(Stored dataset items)

— START —

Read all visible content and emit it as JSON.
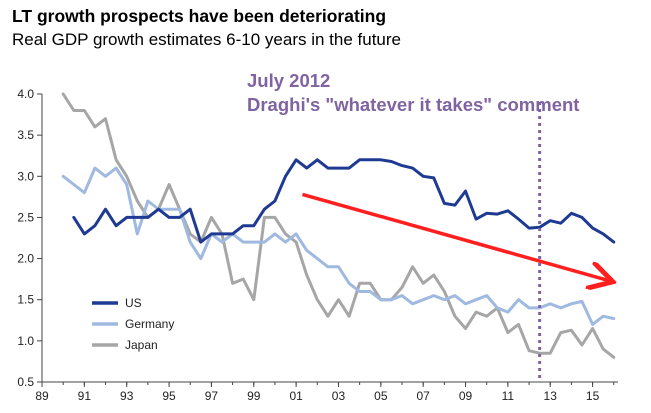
{
  "title": "LT growth prospects have been deteriorating",
  "subtitle": "Real GDP growth estimates 6-10 years in the future",
  "annotation": {
    "line1": "July 2012",
    "line2": "Draghi's \"whatever it takes\" comment",
    "x": 2012.5,
    "color": "#8064a2"
  },
  "chart_data": {
    "type": "line",
    "xlabel": "",
    "ylabel": "",
    "xlim": [
      1989,
      2016.2
    ],
    "ylim": [
      0.5,
      4.0
    ],
    "x_ticks": [
      "89",
      "91",
      "93",
      "95",
      "97",
      "99",
      "01",
      "03",
      "05",
      "07",
      "09",
      "11",
      "13",
      "15"
    ],
    "x_tick_values": [
      1989,
      1991,
      1993,
      1995,
      1997,
      1999,
      2001,
      2003,
      2005,
      2007,
      2009,
      2011,
      2013,
      2015
    ],
    "y_ticks": [
      "0.5",
      "1.0",
      "1.5",
      "2.0",
      "2.5",
      "3.0",
      "3.5",
      "4.0"
    ],
    "y_tick_values": [
      0.5,
      1.0,
      1.5,
      2.0,
      2.5,
      3.0,
      3.5,
      4.0
    ],
    "grid": false,
    "legend_position": "bottom-left",
    "trend_arrow": {
      "from": [
        2001.3,
        2.78
      ],
      "to": [
        2015.8,
        1.73
      ],
      "color": "#ff1f1f"
    },
    "series": [
      {
        "name": "US",
        "color": "#1f3a93",
        "x": [
          1990.5,
          1991,
          1991.5,
          1992,
          1992.5,
          1993,
          1993.5,
          1994,
          1994.5,
          1995,
          1995.5,
          1996,
          1996.5,
          1997,
          1997.5,
          1998,
          1998.5,
          1999,
          1999.5,
          2000,
          2000.5,
          2001,
          2001.5,
          2002,
          2002.5,
          2003,
          2003.5,
          2004,
          2004.5,
          2005,
          2005.5,
          2006,
          2006.5,
          2007,
          2007.5,
          2008,
          2008.5,
          2009,
          2009.5,
          2010,
          2010.5,
          2011,
          2011.5,
          2012,
          2012.5,
          2013,
          2013.5,
          2014,
          2014.5,
          2015,
          2015.5,
          2016
        ],
        "values": [
          2.5,
          2.3,
          2.4,
          2.6,
          2.4,
          2.5,
          2.5,
          2.5,
          2.6,
          2.5,
          2.5,
          2.6,
          2.2,
          2.3,
          2.3,
          2.3,
          2.4,
          2.4,
          2.6,
          2.7,
          3.0,
          3.2,
          3.1,
          3.2,
          3.1,
          3.1,
          3.1,
          3.2,
          3.2,
          3.2,
          3.18,
          3.13,
          3.1,
          3.0,
          2.98,
          2.67,
          2.65,
          2.82,
          2.48,
          2.55,
          2.54,
          2.58,
          2.48,
          2.37,
          2.38,
          2.46,
          2.43,
          2.55,
          2.5,
          2.37,
          2.3,
          2.2
        ]
      },
      {
        "name": "Germany",
        "color": "#9fb9e0",
        "x": [
          1990,
          1990.5,
          1991,
          1991.5,
          1992,
          1992.5,
          1993,
          1993.5,
          1994,
          1994.5,
          1995,
          1995.5,
          1996,
          1996.5,
          1997,
          1997.5,
          1998,
          1998.5,
          1999,
          1999.5,
          2000,
          2000.5,
          2001,
          2001.5,
          2002,
          2002.5,
          2003,
          2003.5,
          2004,
          2004.5,
          2005,
          2005.5,
          2006,
          2006.5,
          2007,
          2007.5,
          2008,
          2008.5,
          2009,
          2009.5,
          2010,
          2010.5,
          2011,
          2011.5,
          2012,
          2012.5,
          2013,
          2013.5,
          2014,
          2014.5,
          2015,
          2015.5,
          2016
        ],
        "values": [
          3.0,
          2.9,
          2.8,
          3.1,
          3.0,
          3.1,
          2.9,
          2.3,
          2.7,
          2.6,
          2.6,
          2.6,
          2.2,
          2.0,
          2.3,
          2.2,
          2.3,
          2.2,
          2.2,
          2.2,
          2.3,
          2.2,
          2.3,
          2.1,
          2.0,
          1.9,
          1.9,
          1.7,
          1.6,
          1.6,
          1.5,
          1.5,
          1.55,
          1.45,
          1.5,
          1.55,
          1.5,
          1.55,
          1.45,
          1.5,
          1.55,
          1.4,
          1.35,
          1.5,
          1.4,
          1.4,
          1.45,
          1.4,
          1.45,
          1.48,
          1.2,
          1.3,
          1.27
        ]
      },
      {
        "name": "Japan",
        "color": "#a6a6a6",
        "x": [
          1990,
          1990.5,
          1991,
          1991.5,
          1992,
          1992.5,
          1993,
          1993.5,
          1994,
          1994.5,
          1995,
          1995.5,
          1996,
          1996.5,
          1997,
          1997.5,
          1998,
          1998.5,
          1999,
          1999.5,
          2000,
          2000.5,
          2001,
          2001.5,
          2002,
          2002.5,
          2003,
          2003.5,
          2004,
          2004.5,
          2005,
          2005.5,
          2006,
          2006.5,
          2007,
          2007.5,
          2008,
          2008.5,
          2009,
          2009.5,
          2010,
          2010.5,
          2011,
          2011.5,
          2012,
          2012.5,
          2013,
          2013.5,
          2014,
          2014.5,
          2015,
          2015.5,
          2016
        ],
        "values": [
          4.0,
          3.8,
          3.8,
          3.6,
          3.7,
          3.2,
          3.0,
          2.7,
          2.5,
          2.6,
          2.9,
          2.6,
          2.3,
          2.2,
          2.5,
          2.3,
          1.7,
          1.75,
          1.5,
          2.5,
          2.5,
          2.3,
          2.2,
          1.8,
          1.5,
          1.3,
          1.5,
          1.3,
          1.7,
          1.7,
          1.5,
          1.5,
          1.65,
          1.9,
          1.7,
          1.8,
          1.6,
          1.3,
          1.15,
          1.35,
          1.3,
          1.4,
          1.1,
          1.2,
          0.88,
          0.85,
          0.85,
          1.1,
          1.13,
          0.95,
          1.15,
          0.9,
          0.8
        ]
      }
    ]
  }
}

— END —

## [Your goal]
Copy out all the records exactly, excluding pictures.

## [Answer]
Read all visible content and emit it as JSON.
{
  "title": "LT growth prospects have been deteriorating",
  "subtitle": "Real GDP growth estimates 6-10 years in the future",
  "annotation": {
    "line1": "July 2012",
    "line2": "Draghi's \"whatever it takes\" comment",
    "x": 2012.5,
    "color": "#8064a2"
  },
  "chart_data": {
    "type": "line",
    "xlabel": "",
    "ylabel": "",
    "xlim": [
      1989,
      2016.2
    ],
    "ylim": [
      0.5,
      4.0
    ],
    "x_ticks": [
      "89",
      "91",
      "93",
      "95",
      "97",
      "99",
      "01",
      "03",
      "05",
      "07",
      "09",
      "11",
      "13",
      "15"
    ],
    "x_tick_values": [
      1989,
      1991,
      1993,
      1995,
      1997,
      1999,
      2001,
      2003,
      2005,
      2007,
      2009,
      2011,
      2013,
      2015
    ],
    "y_ticks": [
      "0.5",
      "1.0",
      "1.5",
      "2.0",
      "2.5",
      "3.0",
      "3.5",
      "4.0"
    ],
    "y_tick_values": [
      0.5,
      1.0,
      1.5,
      2.0,
      2.5,
      3.0,
      3.5,
      4.0
    ],
    "grid": false,
    "legend_position": "bottom-left",
    "trend_arrow": {
      "from": [
        2001.3,
        2.78
      ],
      "to": [
        2015.8,
        1.73
      ],
      "color": "#ff1f1f"
    },
    "series": [
      {
        "name": "US",
        "color": "#1f3a93",
        "x": [
          1990.5,
          1991,
          1991.5,
          1992,
          1992.5,
          1993,
          1993.5,
          1994,
          1994.5,
          1995,
          1995.5,
          1996,
          1996.5,
          1997,
          1997.5,
          1998,
          1998.5,
          1999,
          1999.5,
          2000,
          2000.5,
          2001,
          2001.5,
          2002,
          2002.5,
          2003,
          2003.5,
          2004,
          2004.5,
          2005,
          2005.5,
          2006,
          2006.5,
          2007,
          2007.5,
          2008,
          2008.5,
          2009,
          2009.5,
          2010,
          2010.5,
          2011,
          2011.5,
          2012,
          2012.5,
          2013,
          2013.5,
          2014,
          2014.5,
          2015,
          2015.5,
          2016
        ],
        "values": [
          2.5,
          2.3,
          2.4,
          2.6,
          2.4,
          2.5,
          2.5,
          2.5,
          2.6,
          2.5,
          2.5,
          2.6,
          2.2,
          2.3,
          2.3,
          2.3,
          2.4,
          2.4,
          2.6,
          2.7,
          3.0,
          3.2,
          3.1,
          3.2,
          3.1,
          3.1,
          3.1,
          3.2,
          3.2,
          3.2,
          3.18,
          3.13,
          3.1,
          3.0,
          2.98,
          2.67,
          2.65,
          2.82,
          2.48,
          2.55,
          2.54,
          2.58,
          2.48,
          2.37,
          2.38,
          2.46,
          2.43,
          2.55,
          2.5,
          2.37,
          2.3,
          2.2
        ]
      },
      {
        "name": "Germany",
        "color": "#9fb9e0",
        "x": [
          1990,
          1990.5,
          1991,
          1991.5,
          1992,
          1992.5,
          1993,
          1993.5,
          1994,
          1994.5,
          1995,
          1995.5,
          1996,
          1996.5,
          1997,
          1997.5,
          1998,
          1998.5,
          1999,
          1999.5,
          2000,
          2000.5,
          2001,
          2001.5,
          2002,
          2002.5,
          2003,
          2003.5,
          2004,
          2004.5,
          2005,
          2005.5,
          2006,
          2006.5,
          2007,
          2007.5,
          2008,
          2008.5,
          2009,
          2009.5,
          2010,
          2010.5,
          2011,
          2011.5,
          2012,
          2012.5,
          2013,
          2013.5,
          2014,
          2014.5,
          2015,
          2015.5,
          2016
        ],
        "values": [
          3.0,
          2.9,
          2.8,
          3.1,
          3.0,
          3.1,
          2.9,
          2.3,
          2.7,
          2.6,
          2.6,
          2.6,
          2.2,
          2.0,
          2.3,
          2.2,
          2.3,
          2.2,
          2.2,
          2.2,
          2.3,
          2.2,
          2.3,
          2.1,
          2.0,
          1.9,
          1.9,
          1.7,
          1.6,
          1.6,
          1.5,
          1.5,
          1.55,
          1.45,
          1.5,
          1.55,
          1.5,
          1.55,
          1.45,
          1.5,
          1.55,
          1.4,
          1.35,
          1.5,
          1.4,
          1.4,
          1.45,
          1.4,
          1.45,
          1.48,
          1.2,
          1.3,
          1.27
        ]
      },
      {
        "name": "Japan",
        "color": "#a6a6a6",
        "x": [
          1990,
          1990.5,
          1991,
          1991.5,
          1992,
          1992.5,
          1993,
          1993.5,
          1994,
          1994.5,
          1995,
          1995.5,
          1996,
          1996.5,
          1997,
          1997.5,
          1998,
          1998.5,
          1999,
          1999.5,
          2000,
          2000.5,
          2001,
          2001.5,
          2002,
          2002.5,
          2003,
          2003.5,
          2004,
          2004.5,
          2005,
          2005.5,
          2006,
          2006.5,
          2007,
          2007.5,
          2008,
          2008.5,
          2009,
          2009.5,
          2010,
          2010.5,
          2011,
          2011.5,
          2012,
          2012.5,
          2013,
          2013.5,
          2014,
          2014.5,
          2015,
          2015.5,
          2016
        ],
        "values": [
          4.0,
          3.8,
          3.8,
          3.6,
          3.7,
          3.2,
          3.0,
          2.7,
          2.5,
          2.6,
          2.9,
          2.6,
          2.3,
          2.2,
          2.5,
          2.3,
          1.7,
          1.75,
          1.5,
          2.5,
          2.5,
          2.3,
          2.2,
          1.8,
          1.5,
          1.3,
          1.5,
          1.3,
          1.7,
          1.7,
          1.5,
          1.5,
          1.65,
          1.9,
          1.7,
          1.8,
          1.6,
          1.3,
          1.15,
          1.35,
          1.3,
          1.4,
          1.1,
          1.2,
          0.88,
          0.85,
          0.85,
          1.1,
          1.13,
          0.95,
          1.15,
          0.9,
          0.8
        ]
      }
    ]
  }
}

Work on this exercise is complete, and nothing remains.